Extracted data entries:
========================================
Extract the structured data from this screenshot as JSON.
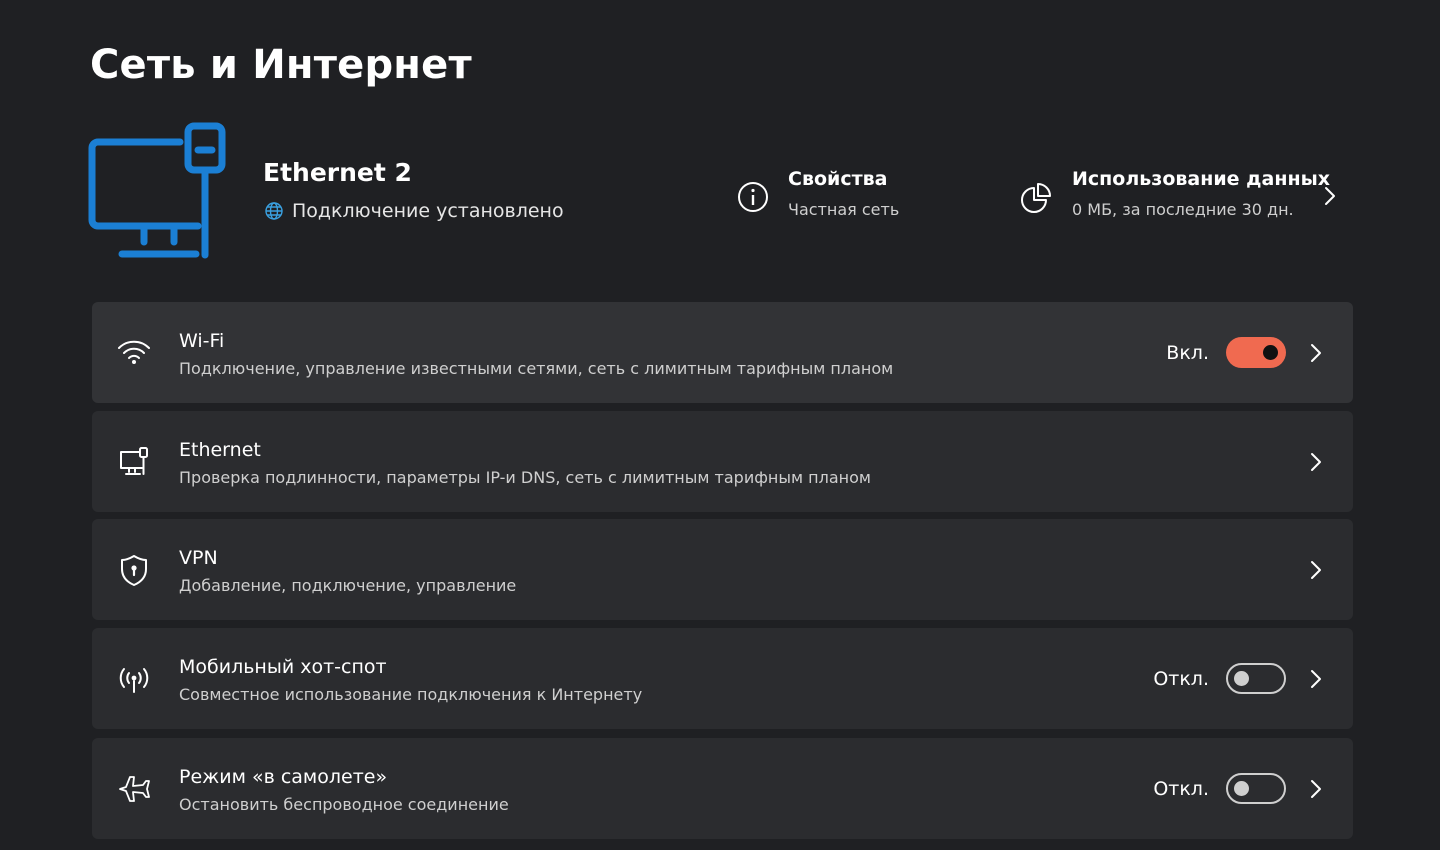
{
  "page": {
    "title": "Сеть и Интернет"
  },
  "header": {
    "connection_name": "Ethernet 2",
    "connection_status": "Подключение установлено",
    "properties": {
      "title": "Свойства",
      "subtitle": "Частная сеть"
    },
    "data_usage": {
      "title": "Использование данных",
      "subtitle": "0 МБ, за последние 30 дн."
    }
  },
  "colors": {
    "accent": "#f06a50",
    "hero_icon": "#1b7fd4",
    "background": "#1f2023",
    "card": "#2b2c2f"
  },
  "items": [
    {
      "title": "Wi-Fi",
      "subtitle": "Подключение, управление известными сетями, сеть с лимитным тарифным планом",
      "state": "Вкл.",
      "toggle": true,
      "icon": "wifi-icon"
    },
    {
      "title": "Ethernet",
      "subtitle": "Проверка подлинности, параметры IP-и DNS, сеть с лимитным тарифным планом",
      "icon": "ethernet-icon"
    },
    {
      "title": "VPN",
      "subtitle": "Добавление, подключение, управление",
      "icon": "shield-icon"
    },
    {
      "title": "Мобильный хот-спот",
      "subtitle": "Совместное использование подключения к Интернету",
      "state": "Откл.",
      "toggle": false,
      "icon": "hotspot-icon"
    },
    {
      "title": "Режим «в самолете»",
      "subtitle": "Остановить беспроводное соединение",
      "state": "Откл.",
      "toggle": false,
      "icon": "airplane-icon"
    }
  ]
}
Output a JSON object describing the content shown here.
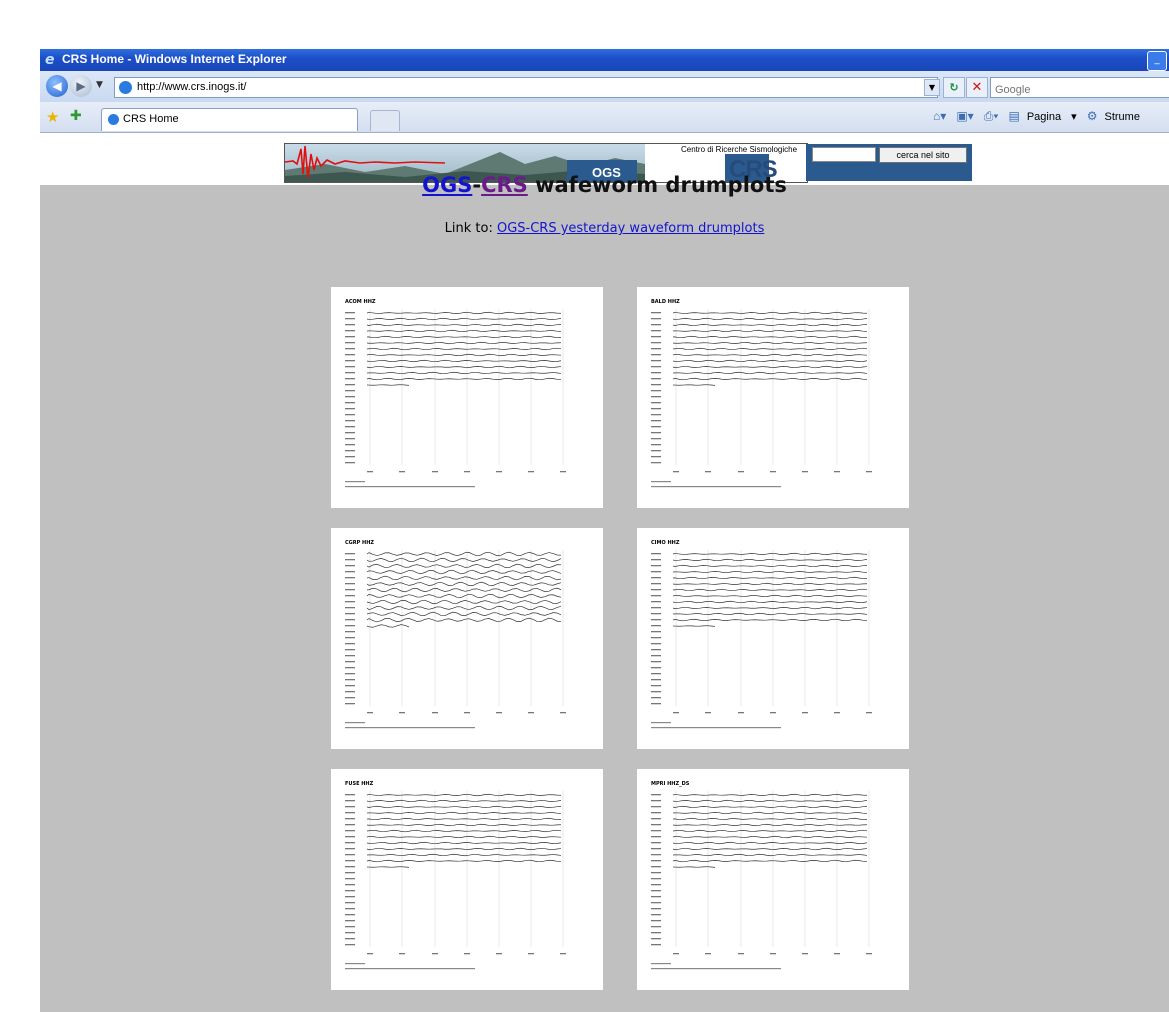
{
  "window": {
    "title": "CRS Home - Windows Internet Explorer"
  },
  "addressbar": {
    "url": "http://www.crs.inogs.it/",
    "search_placeholder": "Google"
  },
  "tabs": [
    {
      "label": "CRS Home"
    }
  ],
  "toolbar": {
    "page_label": "Pagina",
    "tools_label": "Strume"
  },
  "header": {
    "banner_subtitle": "Centro di Ricerche Sismologiche",
    "banner_logo_crs": "CRS",
    "banner_logo_ogs": "OGS",
    "site_search_button": "cerca nel sito"
  },
  "page": {
    "title_ogs": "OGS",
    "title_sep": "-",
    "title_crs": "CRS",
    "title_rest": " wafeworm drumplots",
    "link_prefix": "Link to: ",
    "link_text": "OGS-CRS yesterday waveform drumplots"
  },
  "drumplots": [
    {
      "station": "ACOM HHZ",
      "traces": 13
    },
    {
      "station": "BALD HHZ",
      "traces": 13
    },
    {
      "station": "CGRP HHZ",
      "traces": 13
    },
    {
      "station": "CIMO HHZ",
      "traces": 13
    },
    {
      "station": "FUSE HHZ",
      "traces": 13
    },
    {
      "station": "MPRI HHZ_DS",
      "traces": 13
    }
  ]
}
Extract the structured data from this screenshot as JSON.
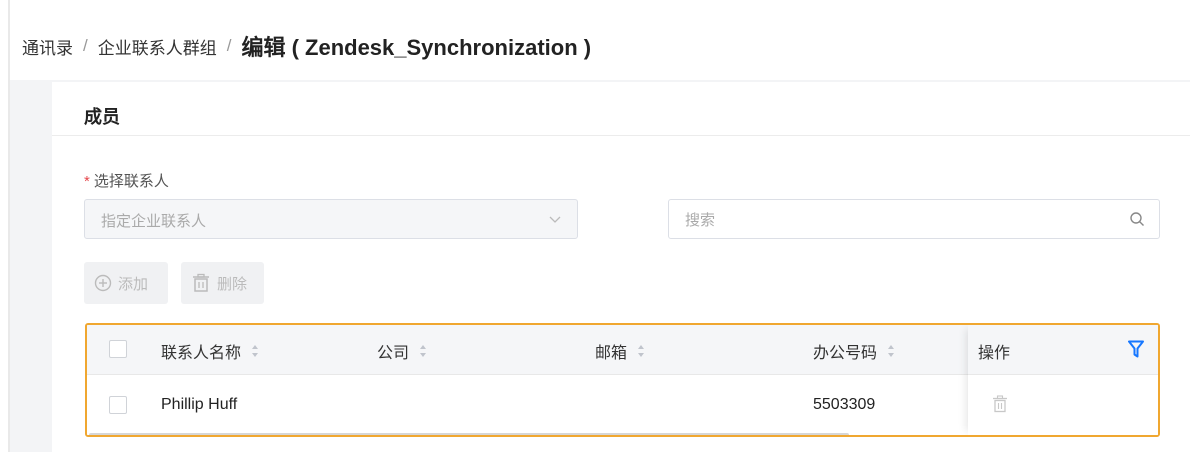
{
  "breadcrumb": {
    "items": [
      "通讯录",
      "企业联系人群组"
    ],
    "separator": "/",
    "current": "编辑 ( Zendesk_Synchronization )"
  },
  "card": {
    "title": "成员"
  },
  "form": {
    "required_mark": "*",
    "select_label": "选择联系人",
    "select_value": "指定企业联系人",
    "search_placeholder": "搜索"
  },
  "actions": {
    "add_label": "添加",
    "delete_label": "删除"
  },
  "table": {
    "columns": [
      "联系人名称",
      "公司",
      "邮箱",
      "办公号码",
      "操作"
    ],
    "rows": [
      {
        "name": "Phillip Huff",
        "company": "",
        "email": "",
        "office": "5503309"
      }
    ]
  },
  "colors": {
    "highlight_border": "#f0a730",
    "filter_icon": "#1677ff",
    "required": "#e5484d"
  },
  "icons": [
    "chevron-down-icon",
    "search-icon",
    "plus-circle-icon",
    "trash-icon",
    "sort-icon",
    "filter-icon"
  ]
}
========================================
_Instructions to follow_. Write out the whole listing again, exactly, with no pictures.

_Solution for this problem_.
Extract the structured data from this screenshot as JSON.
{
  "page": {
    "title": "Сеть и Интернет"
  },
  "header": {
    "connection_name": "Ethernet 2",
    "connection_status": "Подключение установлено",
    "properties": {
      "title": "Свойства",
      "subtitle": "Частная сеть"
    },
    "data_usage": {
      "title": "Использование данных",
      "subtitle": "0 МБ, за последние 30 дн."
    }
  },
  "colors": {
    "accent": "#f06a50",
    "hero_icon": "#1b7fd4",
    "background": "#1f2023",
    "card": "#2b2c2f"
  },
  "items": [
    {
      "title": "Wi-Fi",
      "subtitle": "Подключение, управление известными сетями, сеть с лимитным тарифным планом",
      "state": "Вкл.",
      "toggle": true,
      "icon": "wifi-icon"
    },
    {
      "title": "Ethernet",
      "subtitle": "Проверка подлинности, параметры IP-и DNS, сеть с лимитным тарифным планом",
      "icon": "ethernet-icon"
    },
    {
      "title": "VPN",
      "subtitle": "Добавление, подключение, управление",
      "icon": "shield-icon"
    },
    {
      "title": "Мобильный хот-спот",
      "subtitle": "Совместное использование подключения к Интернету",
      "state": "Откл.",
      "toggle": false,
      "icon": "hotspot-icon"
    },
    {
      "title": "Режим «в самолете»",
      "subtitle": "Остановить беспроводное соединение",
      "state": "Откл.",
      "toggle": false,
      "icon": "airplane-icon"
    }
  ]
}
Output a JSON object describing the content shown here.
{
  "window": {
    "title": "CRS Home - Windows Internet Explorer"
  },
  "addressbar": {
    "url": "http://www.crs.inogs.it/",
    "search_placeholder": "Google"
  },
  "tabs": [
    {
      "label": "CRS Home"
    }
  ],
  "toolbar": {
    "page_label": "Pagina",
    "tools_label": "Strume"
  },
  "header": {
    "banner_subtitle": "Centro di Ricerche Sismologiche",
    "banner_logo_crs": "CRS",
    "banner_logo_ogs": "OGS",
    "site_search_button": "cerca nel sito"
  },
  "page": {
    "title_ogs": "OGS",
    "title_sep": "-",
    "title_crs": "CRS",
    "title_rest": " wafeworm drumplots",
    "link_prefix": "Link to: ",
    "link_text": "OGS-CRS yesterday waveform drumplots"
  },
  "drumplots": [
    {
      "station": "ACOM HHZ",
      "traces": 13
    },
    {
      "station": "BALD HHZ",
      "traces": 13
    },
    {
      "station": "CGRP HHZ",
      "traces": 13
    },
    {
      "station": "CIMO HHZ",
      "traces": 13
    },
    {
      "station": "FUSE HHZ",
      "traces": 13
    },
    {
      "station": "MPRI HHZ_DS",
      "traces": 13
    }
  ]
}
Extract the structured data from this screenshot as JSON.
{
  "breadcrumb": {
    "items": [
      "通讯录",
      "企业联系人群组"
    ],
    "separator": "/",
    "current": "编辑 ( Zendesk_Synchronization )"
  },
  "card": {
    "title": "成员"
  },
  "form": {
    "required_mark": "*",
    "select_label": "选择联系人",
    "select_value": "指定企业联系人",
    "search_placeholder": "搜索"
  },
  "actions": {
    "add_label": "添加",
    "delete_label": "删除"
  },
  "table": {
    "columns": [
      "联系人名称",
      "公司",
      "邮箱",
      "办公号码",
      "操作"
    ],
    "rows": [
      {
        "name": "Phillip Huff",
        "company": "",
        "email": "",
        "office": "5503309"
      }
    ]
  },
  "colors": {
    "highlight_border": "#f0a730",
    "filter_icon": "#1677ff",
    "required": "#e5484d"
  },
  "icons": [
    "chevron-down-icon",
    "search-icon",
    "plus-circle-icon",
    "trash-icon",
    "sort-icon",
    "filter-icon"
  ]
}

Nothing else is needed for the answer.